══ DATASET ROWS

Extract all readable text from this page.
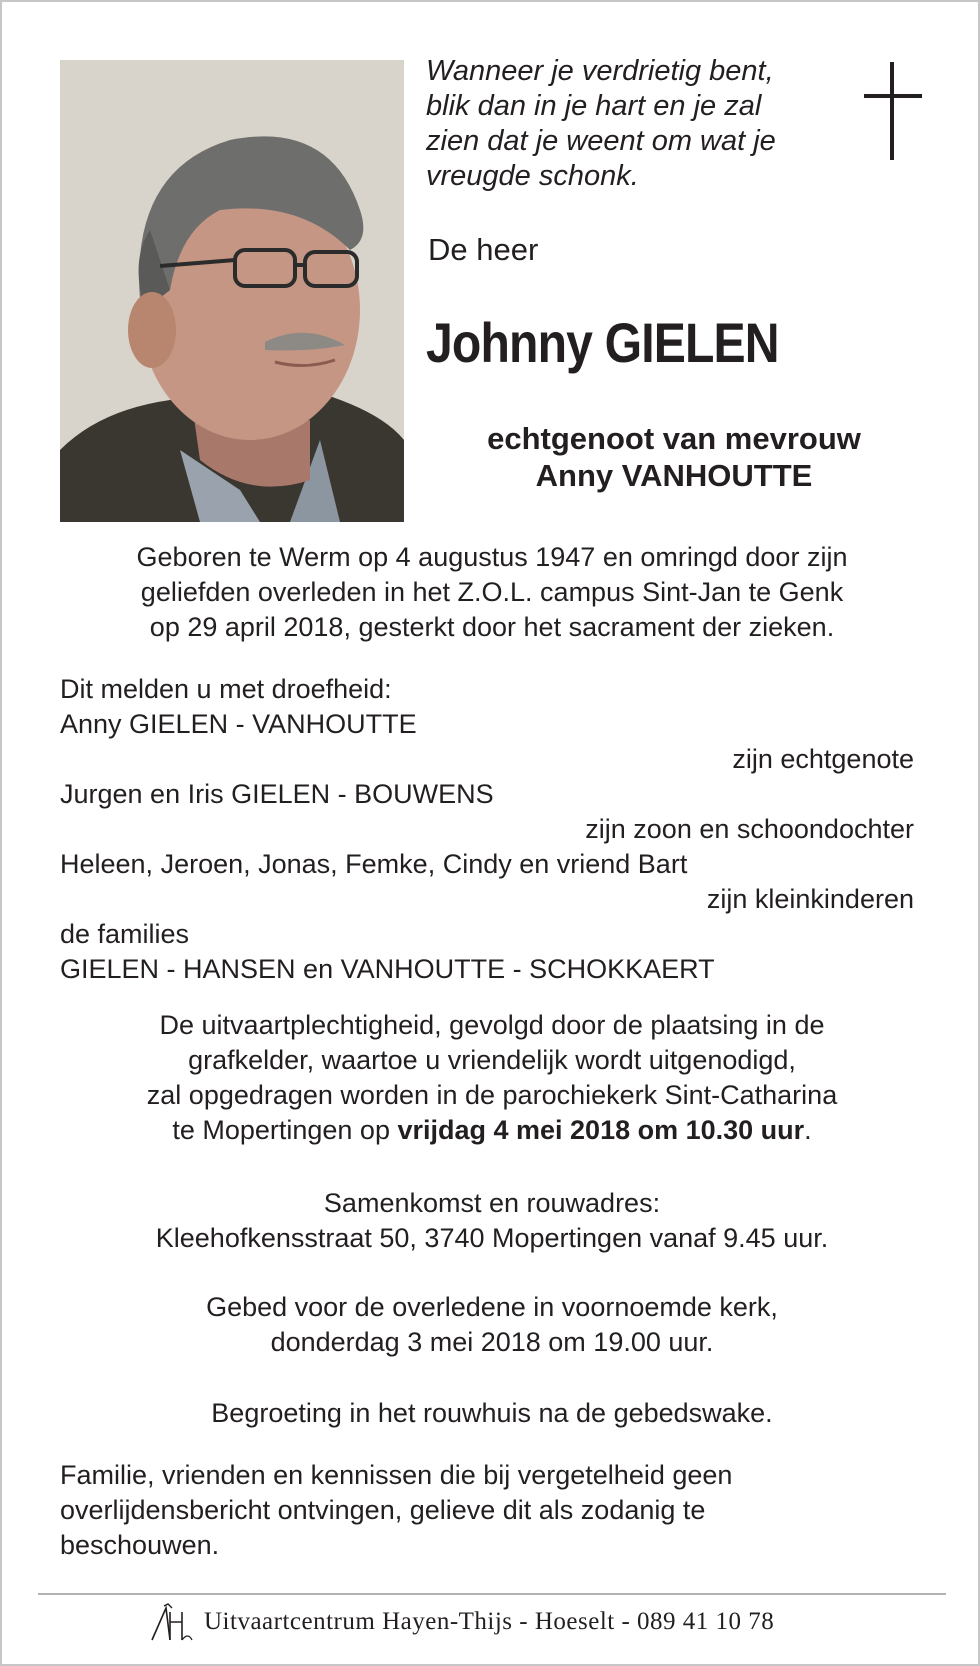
Wanneer je verdrietig bent,
blik dan in je hart en je zal
zien dat je weent om wat je
vreugde schonk.

De heer

Johnny GIELEN
echtgenoot van mevrouw
Anny VANHOUTTE
Geboren te Werm op 4 augustus 1947 en omringd door zijn
geliefden overleden in het Z.O.L. campus Sint-Jan te Genk
op 29 april 2018, gesterkt door het sacrament der zieken.
Dit melden u met droefheid:
Anny GIELEN - VANHOUTTE
zijn echtgenote
Jurgen en Iris GIELEN - BOUWENS
zijn zoon en schoondochter
Heleen, Jeroen, Jonas, Femke, Cindy en vriend Bart
zijn kleinkinderen
de families
GIELEN - HANSEN en VANHOUTTE - SCHOKKAERT
De uitvaartplechtigheid, gevolgd door de plaatsing in de
grafkelder, waartoe u vriendelijk wordt uitgenodigd,
zal opgedragen worden in de parochiekerk Sint-Catharina
te Mopertingen op vrijdag 4 mei 2018 om 10.30 uur.
Samenkomst en rouwadres:
Kleehofkensstraat 50, 3740 Mopertingen vanaf 9.45 uur.
Gebed voor de overledene in voornoemde kerk,
donderdag 3 mei 2018 om 19.00 uur.

Begroeting in het rouwhuis na de gebedswake.

Familie, vrienden en kennissen die bij vergetelheid geen
overlijdensbericht ontvingen, gelieve dit als zodanig te
beschouwen.
Uitvaartcentrum Hayen-Thijs - Hoeselt - 089 41 10 78
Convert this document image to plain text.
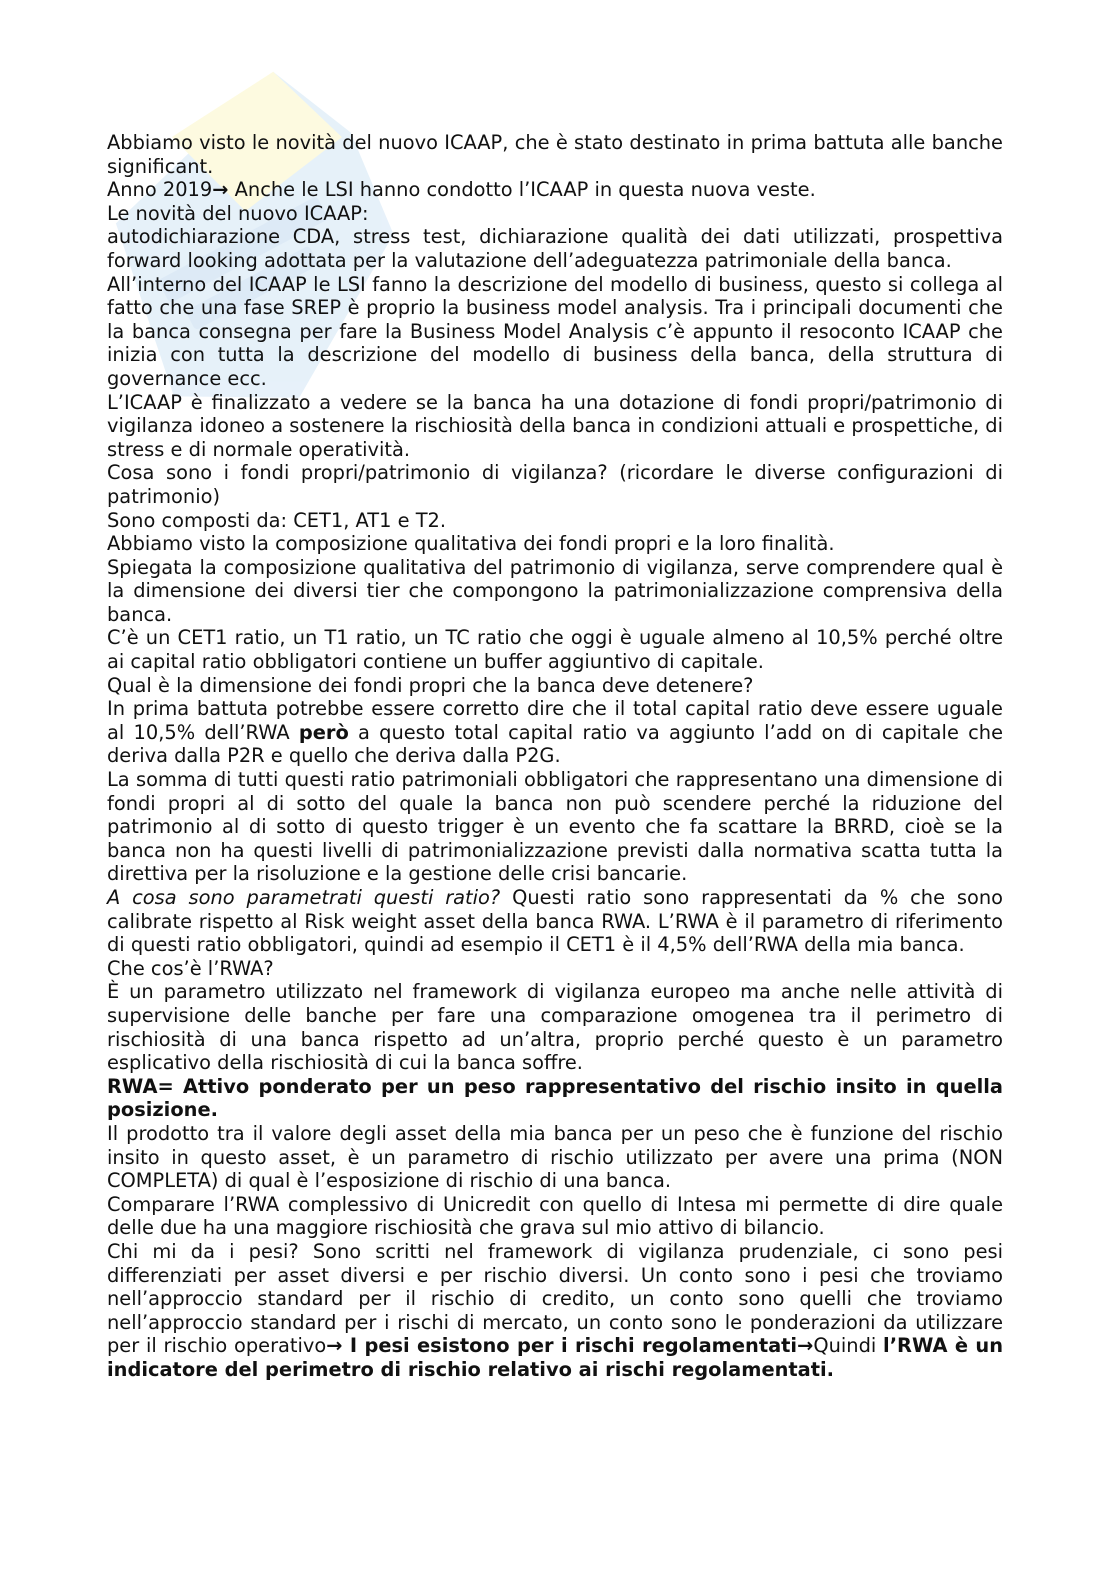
Abbiamo visto le novità del nuovo ICAAP, che è stato destinato in prima battuta alle banche significant.

Anno 2019→ Anche le LSI hanno condotto l’ICAAP in questa nuova veste.

Le novità del nuovo ICAAP:

autodichiarazione CDA, stress test, dichiarazione qualità dei dati utilizzati, prospettiva forward looking adottata per la valutazione dell’adeguatezza patrimoniale della banca.

All’interno del ICAAP le LSI fanno la descrizione del modello di business, questo si collega al fatto che una fase SREP è proprio la business model analysis. Tra i principali documenti che la banca consegna per fare la Business Model Analysis c’è appunto il resoconto ICAAP che inizia con tutta la descrizione del modello di business della banca, della struttura di governance ecc.

L’ICAAP è finalizzato a vedere se la banca ha una dotazione di fondi propri/patrimonio di vigilanza idoneo a sostenere la rischiosità della banca in condizioni attuali e prospettiche, di stress e di normale operatività.

Cosa sono i fondi propri/patrimonio di vigilanza? (ricordare le diverse configurazioni di patrimonio)

Sono composti da: CET1, AT1 e T2.

Abbiamo visto la composizione qualitativa dei fondi propri e la loro finalità.

Spiegata la composizione qualitativa del patrimonio di vigilanza, serve comprendere qual è la dimensione dei diversi tier che compongono la patrimonializzazione comprensiva della banca.

C’è un CET1 ratio, un T1 ratio, un TC ratio che oggi è uguale almeno al 10,5% perché oltre ai capital ratio obbligatori contiene un buffer aggiuntivo di capitale.

Qual è la dimensione dei fondi propri che la banca deve detenere?

In prima battuta potrebbe essere corretto dire che il total capital ratio deve essere uguale al 10,5% dell’RWA però a questo total capital ratio va aggiunto l’add on di capitale che deriva dalla P2R e quello che deriva dalla P2G.

La somma di tutti questi ratio patrimoniali obbligatori che rappresentano una dimensione di fondi propri al di sotto del quale la banca non può scendere perché la riduzione del patrimonio al di sotto di questo trigger è un evento che fa scattare la BRRD, cioè se la banca non ha questi livelli di patrimonializzazione previsti dalla normativa scatta tutta la direttiva per la risoluzione e la gestione delle crisi bancarie.

A cosa sono parametrati questi ratio? Questi ratio sono rappresentati da % che sono calibrate rispetto al Risk weight asset della banca RWA. L’RWA è il parametro di riferimento di questi ratio obbligatori, quindi ad esempio il CET1 è il 4,5% dell’RWA della mia banca.

Che cos’è l’RWA?

È un parametro utilizzato nel framework di vigilanza europeo ma anche nelle attività di supervisione delle banche per fare una comparazione omogenea tra il perimetro di rischiosità di una banca rispetto ad un’altra, proprio perché questo è un parametro esplicativo della rischiosità di cui la banca soffre.

RWA= Attivo ponderato per un peso rappresentativo del rischio insito in quella posizione.

Il prodotto tra il valore degli asset della mia banca per un peso che è funzione del rischio insito in questo asset, è un parametro di rischio utilizzato per avere una prima (NON COMPLETA) di qual è l’esposizione di rischio di una banca.

Comparare l’RWA complessivo di Unicredit con quello di Intesa mi permette di dire quale delle due ha una maggiore rischiosità che grava sul mio attivo di bilancio.

Chi mi da i pesi? Sono scritti nel framework di vigilanza prudenziale, ci sono pesi differenziati per asset diversi e per rischio diversi. Un conto sono i pesi che troviamo nell’approccio standard per il rischio di credito, un conto sono quelli che troviamo nell’approccio standard per i rischi di mercato, un conto sono le ponderazioni da utilizzare per il rischio operativo→ I pesi esistono per i rischi regolamentati→Quindi l’RWA è un indicatore del perimetro di rischio relativo ai rischi regolamentati.
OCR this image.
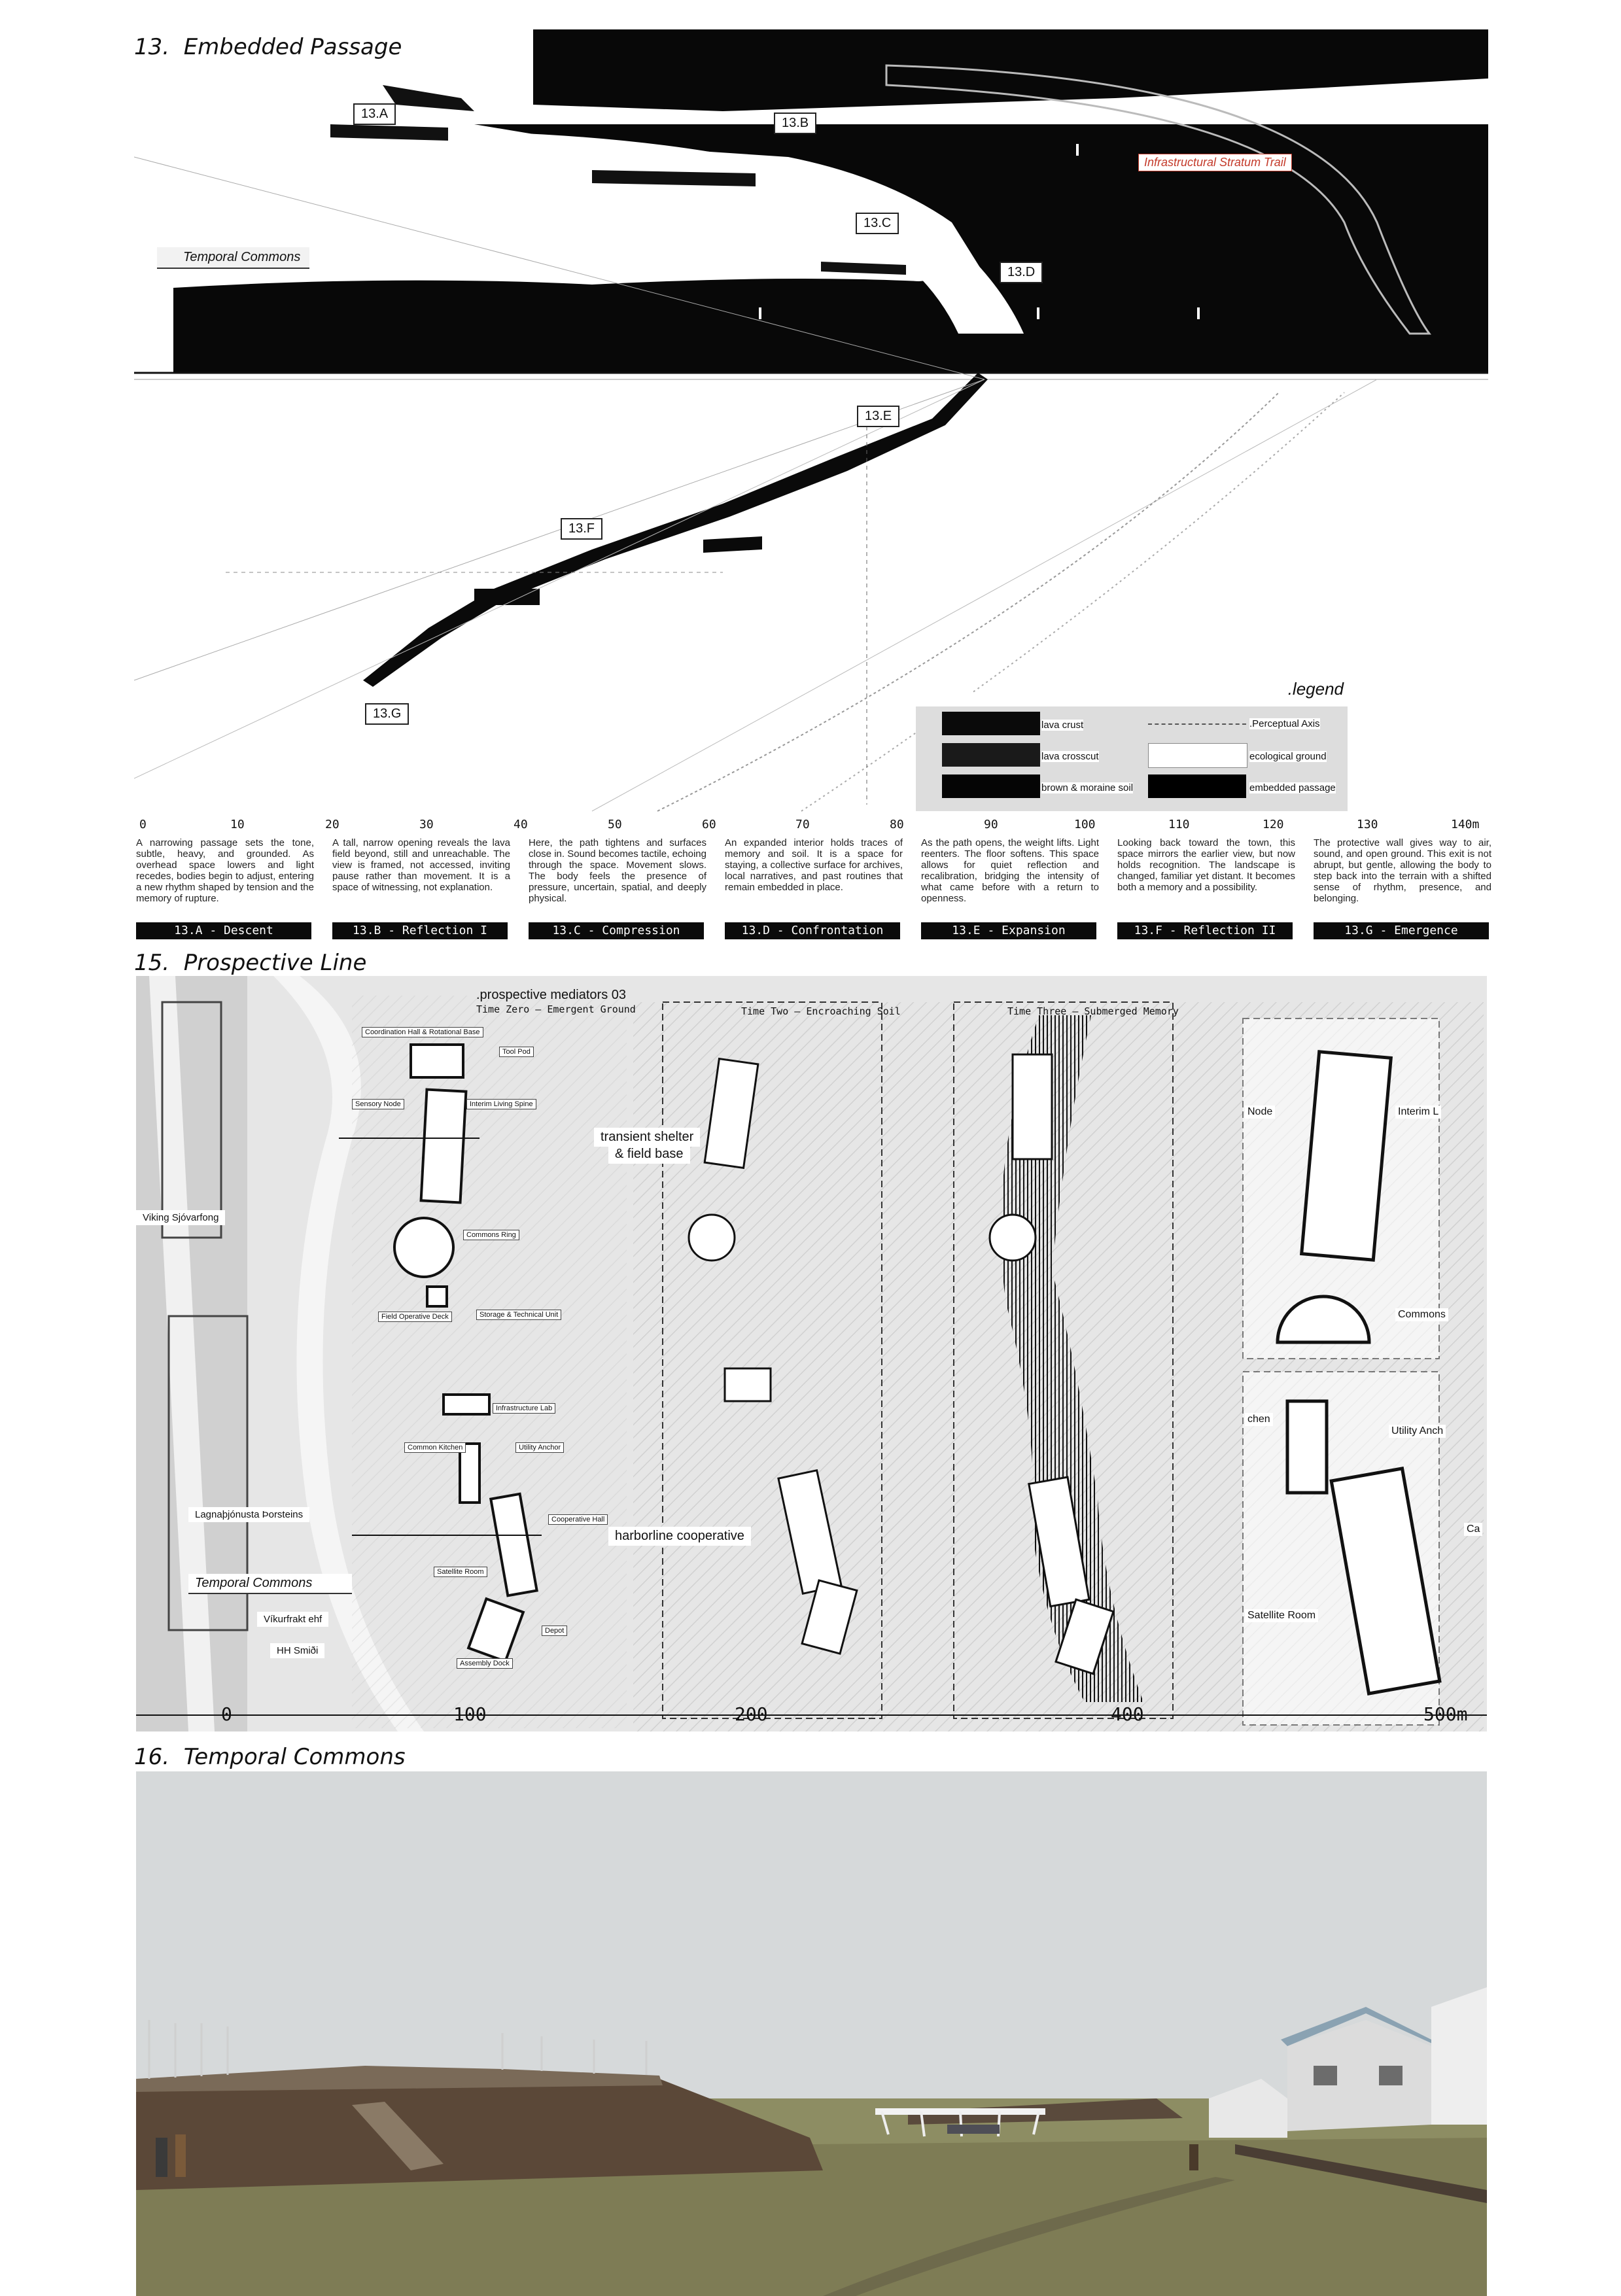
13. Embedded Passage
13.A
13.B
13.C
13.D
13.E
13.F
13.G
Infrastructural Stratum Trail
Temporal Commons
.legend
lava crust
lava crosscut
brown & moraine soil
.Perceptual Axis
ecological ground
embedded passage
0	10	20	30	40	50	60	70	80	90	100	110	120	130	140m
A narrowing passage sets the tone, subtle, heavy, and grounded. As overhead space lowers and light recedes, bodies begin to adjust, entering a new rhythm shaped by tension and the memory of rupture.
A tall, narrow opening reveals the lava field beyond, still and unreachable. The view is framed, not accessed, inviting pause rather than movement. It is a space of witnessing, not explanation.
Here, the path tightens and surfaces close in. Sound becomes tactile, echoing through the space. Movement slows. The body feels the presence of pressure, uncertain, spatial, and deeply physical.
An expanded interior holds traces of memory and soil. It is a space for staying, a collective surface for archives, local narratives, and past routines that remain embedded in place.
As the path opens, the weight lifts. Light reenters. The floor softens. This space allows for quiet reflection and recalibration, bridging the intensity of what came before with a return to openness.
Looking back toward the town, this space mirrors the earlier view, but now holds recognition. The landscape is changed, familiar yet distant. It becomes both a memory and a possibility.
The protective wall gives way to air, sound, and open ground. This exit is not abrupt, but gentle, allowing the body to step back into the terrain with a shifted sense of rhythm, presence, and belonging.
13.A - Descent	13.B - Reflection I	13.C - Compression	13.D - Confrontation	13.E - Expansion	13.F - Reflection II	13.G - Emergence
15. Prospective Line
.prospective mediators 03
Time Zero – Emergent Ground	Time Two – Encroaching Soil	Time Three – Submerged Memory
Coordination Hall & Rotational Base
Tool Pod
Sensory Node	Interim Living Spine
Commons Ring
Field Operative Deck	Storage & Technical Unit
Infrastructure Lab
Common Kitchen	Utility Anchor
Cooperative Hall
Satellite Room
Depot
Assembly Dock
transient shelter
& field base
harborline cooperative
Temporal Commons
Viking Sjóvarfong
Lagnaþjónusta Þorsteins
Víkurfrakt ehf
HH Smiði
Node	Interim L
Commons
chen
Utility Anch
Ca
Satellite Room
0	100	200	400	500m
16. Temporal Commons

════

**WHAT YOU WILL DO:** Locate the lines above that contain "GIELEN" and copy them.

**SOLUTION TO THIS EXERCISE:**
Johnny GIELEN
Anny GIELEN - VANHOUTTE
Jurgen en Iris GIELEN - BOUWENS
GIELEN - HANSEN en VANHOUTTE - SCHOKKAERT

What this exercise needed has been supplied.